[BEGIN Listed entries]
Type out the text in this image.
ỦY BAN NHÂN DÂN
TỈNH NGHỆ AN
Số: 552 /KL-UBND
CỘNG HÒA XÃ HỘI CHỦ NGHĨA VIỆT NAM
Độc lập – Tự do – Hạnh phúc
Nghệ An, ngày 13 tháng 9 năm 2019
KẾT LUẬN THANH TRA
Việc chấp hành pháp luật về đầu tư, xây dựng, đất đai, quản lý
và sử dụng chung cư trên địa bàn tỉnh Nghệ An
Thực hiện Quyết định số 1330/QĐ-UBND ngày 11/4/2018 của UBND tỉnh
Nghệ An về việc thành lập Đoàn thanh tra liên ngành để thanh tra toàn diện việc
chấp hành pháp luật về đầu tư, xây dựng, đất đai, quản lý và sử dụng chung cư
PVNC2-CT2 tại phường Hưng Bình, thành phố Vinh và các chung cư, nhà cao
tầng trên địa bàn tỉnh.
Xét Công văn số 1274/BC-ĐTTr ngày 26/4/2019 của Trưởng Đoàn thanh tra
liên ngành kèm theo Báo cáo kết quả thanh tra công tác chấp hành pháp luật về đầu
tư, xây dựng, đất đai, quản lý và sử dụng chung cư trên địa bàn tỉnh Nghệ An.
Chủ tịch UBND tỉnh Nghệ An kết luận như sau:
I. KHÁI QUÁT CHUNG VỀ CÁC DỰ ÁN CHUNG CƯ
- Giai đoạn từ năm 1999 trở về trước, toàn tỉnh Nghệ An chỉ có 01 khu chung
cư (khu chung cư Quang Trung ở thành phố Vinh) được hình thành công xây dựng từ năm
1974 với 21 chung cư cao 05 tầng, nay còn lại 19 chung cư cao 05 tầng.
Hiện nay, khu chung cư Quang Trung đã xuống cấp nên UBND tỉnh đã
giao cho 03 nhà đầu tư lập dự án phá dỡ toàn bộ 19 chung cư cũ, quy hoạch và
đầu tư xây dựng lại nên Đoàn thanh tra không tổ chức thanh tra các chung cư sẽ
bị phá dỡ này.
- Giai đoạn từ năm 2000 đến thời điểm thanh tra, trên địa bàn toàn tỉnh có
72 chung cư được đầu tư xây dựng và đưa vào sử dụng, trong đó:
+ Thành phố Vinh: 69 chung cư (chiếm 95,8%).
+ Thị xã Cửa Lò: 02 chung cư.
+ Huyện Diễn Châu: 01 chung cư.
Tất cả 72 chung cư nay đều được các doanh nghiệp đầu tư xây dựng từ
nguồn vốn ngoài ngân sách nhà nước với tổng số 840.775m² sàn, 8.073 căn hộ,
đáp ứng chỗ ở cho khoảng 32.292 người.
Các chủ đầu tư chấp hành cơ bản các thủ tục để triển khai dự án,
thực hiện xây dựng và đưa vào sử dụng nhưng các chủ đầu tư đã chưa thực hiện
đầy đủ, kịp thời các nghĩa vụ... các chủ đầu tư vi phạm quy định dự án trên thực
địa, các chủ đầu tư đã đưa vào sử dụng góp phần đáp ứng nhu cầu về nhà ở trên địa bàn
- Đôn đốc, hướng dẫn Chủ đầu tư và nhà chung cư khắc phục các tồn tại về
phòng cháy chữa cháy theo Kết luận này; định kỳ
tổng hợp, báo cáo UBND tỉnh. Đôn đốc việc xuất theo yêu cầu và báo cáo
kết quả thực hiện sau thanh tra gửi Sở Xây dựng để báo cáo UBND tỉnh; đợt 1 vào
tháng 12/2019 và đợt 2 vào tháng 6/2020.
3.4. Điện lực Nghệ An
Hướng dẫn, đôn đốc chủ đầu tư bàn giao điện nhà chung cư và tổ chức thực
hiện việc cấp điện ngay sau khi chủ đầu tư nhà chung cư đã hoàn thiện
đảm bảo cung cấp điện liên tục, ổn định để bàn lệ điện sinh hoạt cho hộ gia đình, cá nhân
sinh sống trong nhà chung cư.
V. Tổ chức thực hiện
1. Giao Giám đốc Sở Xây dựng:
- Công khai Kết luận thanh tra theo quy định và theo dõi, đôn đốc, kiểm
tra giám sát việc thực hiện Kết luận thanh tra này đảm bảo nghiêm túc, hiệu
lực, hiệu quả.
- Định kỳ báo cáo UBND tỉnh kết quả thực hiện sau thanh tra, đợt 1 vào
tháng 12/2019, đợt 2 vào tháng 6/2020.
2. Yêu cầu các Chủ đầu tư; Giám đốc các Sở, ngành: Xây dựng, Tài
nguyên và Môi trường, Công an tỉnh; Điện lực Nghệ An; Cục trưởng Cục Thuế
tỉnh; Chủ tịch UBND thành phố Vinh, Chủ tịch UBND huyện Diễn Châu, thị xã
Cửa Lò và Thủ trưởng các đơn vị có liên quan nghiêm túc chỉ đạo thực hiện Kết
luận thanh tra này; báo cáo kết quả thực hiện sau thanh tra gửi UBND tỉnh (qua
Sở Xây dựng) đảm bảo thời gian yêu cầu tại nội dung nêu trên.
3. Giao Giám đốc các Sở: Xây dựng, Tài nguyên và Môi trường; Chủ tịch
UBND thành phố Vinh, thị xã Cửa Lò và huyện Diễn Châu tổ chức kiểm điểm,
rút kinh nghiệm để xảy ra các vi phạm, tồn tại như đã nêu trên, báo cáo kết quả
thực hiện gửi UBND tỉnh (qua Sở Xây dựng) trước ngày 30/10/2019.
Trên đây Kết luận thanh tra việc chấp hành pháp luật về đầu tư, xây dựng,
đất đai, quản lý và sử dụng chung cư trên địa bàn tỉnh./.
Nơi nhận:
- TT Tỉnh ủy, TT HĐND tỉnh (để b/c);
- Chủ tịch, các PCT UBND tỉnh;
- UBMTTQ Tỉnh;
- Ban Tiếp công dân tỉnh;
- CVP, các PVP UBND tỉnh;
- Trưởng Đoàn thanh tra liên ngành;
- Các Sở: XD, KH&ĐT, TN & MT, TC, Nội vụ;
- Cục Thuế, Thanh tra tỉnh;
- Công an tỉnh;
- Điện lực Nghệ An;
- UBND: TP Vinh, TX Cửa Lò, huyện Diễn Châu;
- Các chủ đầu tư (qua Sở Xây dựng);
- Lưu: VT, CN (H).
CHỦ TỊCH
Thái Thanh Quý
[END Listed entries]
**Description of the task**: Emit the full listing verbatim.

**Exercise response**:
Type out the text in this image.
ỦY BAN NHÂN DÂN
TỈNH NGHỆ AN
Số: 552 /KL-UBND
CỘNG HÒA XÃ HỘI CHỦ NGHĨA VIỆT NAM
Độc lập – Tự do – Hạnh phúc
Nghệ An, ngày 13 tháng 9 năm 2019
KẾT LUẬN THANH TRA
Việc chấp hành pháp luật về đầu tư, xây dựng, đất đai, quản lý
và sử dụng chung cư trên địa bàn tỉnh Nghệ An
Thực hiện Quyết định số 1330/QĐ-UBND ngày 11/4/2018 của UBND tỉnh
Nghệ An về việc thành lập Đoàn thanh tra liên ngành để thanh tra toàn diện việc
chấp hành pháp luật về đầu tư, xây dựng, đất đai, quản lý và sử dụng chung cư
PVNC2-CT2 tại phường Hưng Bình, thành phố Vinh và các chung cư, nhà cao
tầng trên địa bàn tỉnh.
Xét Công văn số 1274/BC-ĐTTr ngày 26/4/2019 của Trưởng Đoàn thanh tra
liên ngành kèm theo Báo cáo kết quả thanh tra công tác chấp hành pháp luật về đầu
tư, xây dựng, đất đai, quản lý và sử dụng chung cư trên địa bàn tỉnh Nghệ An.
Chủ tịch UBND tỉnh Nghệ An kết luận như sau:
I. KHÁI QUÁT CHUNG VỀ CÁC DỰ ÁN CHUNG CƯ
- Giai đoạn từ năm 1999 trở về trước, toàn tỉnh Nghệ An chỉ có 01 khu chung
cư (khu chung cư Quang Trung ở thành phố Vinh) được hình thành công xây dựng từ năm
1974 với 21 chung cư cao 05 tầng, nay còn lại 19 chung cư cao 05 tầng.
Hiện nay, khu chung cư Quang Trung đã xuống cấp nên UBND tỉnh đã
giao cho 03 nhà đầu tư lập dự án phá dỡ toàn bộ 19 chung cư cũ, quy hoạch và
đầu tư xây dựng lại nên Đoàn thanh tra không tổ chức thanh tra các chung cư sẽ
bị phá dỡ này.
- Giai đoạn từ năm 2000 đến thời điểm thanh tra, trên địa bàn toàn tỉnh có
72 chung cư được đầu tư xây dựng và đưa vào sử dụng, trong đó:
+ Thành phố Vinh: 69 chung cư (chiếm 95,8%).
+ Thị xã Cửa Lò: 02 chung cư.
+ Huyện Diễn Châu: 01 chung cư.
Tất cả 72 chung cư nay đều được các doanh nghiệp đầu tư xây dựng từ
nguồn vốn ngoài ngân sách nhà nước với tổng số 840.775m² sàn, 8.073 căn hộ,
đáp ứng chỗ ở cho khoảng 32.292 người.
Các chủ đầu tư chấp hành cơ bản các thủ tục để triển khai dự án,
thực hiện xây dựng và đưa vào sử dụng nhưng các chủ đầu tư đã chưa thực hiện
đầy đủ, kịp thời các nghĩa vụ... các chủ đầu tư vi phạm quy định dự án trên thực
địa, các chủ đầu tư đã đưa vào sử dụng góp phần đáp ứng nhu cầu về nhà ở trên địa bàn
- Đôn đốc, hướng dẫn Chủ đầu tư và nhà chung cư khắc phục các tồn tại về
phòng cháy chữa cháy theo Kết luận này; định kỳ
tổng hợp, báo cáo UBND tỉnh. Đôn đốc việc xuất theo yêu cầu và báo cáo
kết quả thực hiện sau thanh tra gửi Sở Xây dựng để báo cáo UBND tỉnh; đợt 1 vào
tháng 12/2019 và đợt 2 vào tháng 6/2020.
3.4. Điện lực Nghệ An
Hướng dẫn, đôn đốc chủ đầu tư bàn giao điện nhà chung cư và tổ chức thực
hiện việc cấp điện ngay sau khi chủ đầu tư nhà chung cư đã hoàn thiện
đảm bảo cung cấp điện liên tục, ổn định để bàn lệ điện sinh hoạt cho hộ gia đình, cá nhân
sinh sống trong nhà chung cư.
V. Tổ chức thực hiện
1. Giao Giám đốc Sở Xây dựng:
- Công khai Kết luận thanh tra theo quy định và theo dõi, đôn đốc, kiểm
tra giám sát việc thực hiện Kết luận thanh tra này đảm bảo nghiêm túc, hiệu
lực, hiệu quả.
- Định kỳ báo cáo UBND tỉnh kết quả thực hiện sau thanh tra, đợt 1 vào
tháng 12/2019, đợt 2 vào tháng 6/2020.
2. Yêu cầu các Chủ đầu tư; Giám đốc các Sở, ngành: Xây dựng, Tài
nguyên và Môi trường, Công an tỉnh; Điện lực Nghệ An; Cục trưởng Cục Thuế
tỉnh; Chủ tịch UBND thành phố Vinh, Chủ tịch UBND huyện Diễn Châu, thị xã
Cửa Lò và Thủ trưởng các đơn vị có liên quan nghiêm túc chỉ đạo thực hiện Kết
luận thanh tra này; báo cáo kết quả thực hiện sau thanh tra gửi UBND tỉnh (qua
Sở Xây dựng) đảm bảo thời gian yêu cầu tại nội dung nêu trên.
3. Giao Giám đốc các Sở: Xây dựng, Tài nguyên và Môi trường; Chủ tịch
UBND thành phố Vinh, thị xã Cửa Lò và huyện Diễn Châu tổ chức kiểm điểm,
rút kinh nghiệm để xảy ra các vi phạm, tồn tại như đã nêu trên, báo cáo kết quả
thực hiện gửi UBND tỉnh (qua Sở Xây dựng) trước ngày 30/10/2019.
Trên đây Kết luận thanh tra việc chấp hành pháp luật về đầu tư, xây dựng,
đất đai, quản lý và sử dụng chung cư trên địa bàn tỉnh./.
Nơi nhận:
- TT Tỉnh ủy, TT HĐND tỉnh (để b/c);
- Chủ tịch, các PCT UBND tỉnh;
- UBMTTQ Tỉnh;
- Ban Tiếp công dân tỉnh;
- CVP, các PVP UBND tỉnh;
- Trưởng Đoàn thanh tra liên ngành;
- Các Sở: XD, KH&ĐT, TN & MT, TC, Nội vụ;
- Cục Thuế, Thanh tra tỉnh;
- Công an tỉnh;
- Điện lực Nghệ An;
- UBND: TP Vinh, TX Cửa Lò, huyện Diễn Châu;
- Các chủ đầu tư (qua Sở Xây dựng);
- Lưu: VT, CN (H).
CHỦ TỊCH
Thái Thanh Quý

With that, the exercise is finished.